## Source material
## start
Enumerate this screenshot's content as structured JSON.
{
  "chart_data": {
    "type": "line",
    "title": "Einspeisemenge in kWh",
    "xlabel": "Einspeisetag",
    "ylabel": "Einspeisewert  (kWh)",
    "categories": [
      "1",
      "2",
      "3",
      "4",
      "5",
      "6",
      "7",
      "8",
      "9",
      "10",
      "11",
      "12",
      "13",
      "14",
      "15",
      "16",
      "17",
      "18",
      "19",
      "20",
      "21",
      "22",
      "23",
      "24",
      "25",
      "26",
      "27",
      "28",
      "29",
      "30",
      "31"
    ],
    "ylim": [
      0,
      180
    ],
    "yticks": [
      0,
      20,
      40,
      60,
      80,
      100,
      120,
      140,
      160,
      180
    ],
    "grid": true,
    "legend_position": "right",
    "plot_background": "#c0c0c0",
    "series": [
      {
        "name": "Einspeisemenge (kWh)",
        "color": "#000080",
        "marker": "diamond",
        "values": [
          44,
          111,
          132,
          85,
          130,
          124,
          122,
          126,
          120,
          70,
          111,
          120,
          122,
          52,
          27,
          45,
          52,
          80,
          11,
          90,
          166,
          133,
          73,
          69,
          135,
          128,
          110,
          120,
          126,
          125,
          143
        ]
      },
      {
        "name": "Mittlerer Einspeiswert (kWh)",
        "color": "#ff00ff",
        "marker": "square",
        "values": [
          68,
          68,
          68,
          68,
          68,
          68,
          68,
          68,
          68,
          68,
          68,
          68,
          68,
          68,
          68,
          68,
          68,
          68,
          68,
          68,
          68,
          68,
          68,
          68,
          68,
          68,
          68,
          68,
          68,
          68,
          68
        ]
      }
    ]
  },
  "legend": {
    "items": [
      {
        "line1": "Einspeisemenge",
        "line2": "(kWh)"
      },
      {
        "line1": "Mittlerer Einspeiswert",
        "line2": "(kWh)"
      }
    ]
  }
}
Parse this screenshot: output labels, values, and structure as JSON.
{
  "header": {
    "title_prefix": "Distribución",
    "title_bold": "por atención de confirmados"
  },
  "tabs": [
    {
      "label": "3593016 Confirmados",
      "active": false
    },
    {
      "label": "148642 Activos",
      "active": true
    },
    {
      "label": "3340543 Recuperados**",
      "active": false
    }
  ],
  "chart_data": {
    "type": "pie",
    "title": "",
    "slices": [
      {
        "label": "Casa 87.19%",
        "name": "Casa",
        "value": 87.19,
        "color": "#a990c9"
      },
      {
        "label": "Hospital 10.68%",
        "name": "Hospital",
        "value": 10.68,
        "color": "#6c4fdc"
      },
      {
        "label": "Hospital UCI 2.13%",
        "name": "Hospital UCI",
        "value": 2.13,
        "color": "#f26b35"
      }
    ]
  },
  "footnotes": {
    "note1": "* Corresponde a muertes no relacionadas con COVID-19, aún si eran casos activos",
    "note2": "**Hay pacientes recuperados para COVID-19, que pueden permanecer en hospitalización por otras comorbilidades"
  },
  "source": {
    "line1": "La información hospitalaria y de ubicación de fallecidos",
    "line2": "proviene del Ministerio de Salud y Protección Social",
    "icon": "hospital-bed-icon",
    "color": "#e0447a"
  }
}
## end
## Short exercise
Pick out every line above that holds the word "JSON" and copy it.

## Output
Enumerate this screenshot's content as structured JSON.
Parse this screenshot: output labels, values, and structure as JSON.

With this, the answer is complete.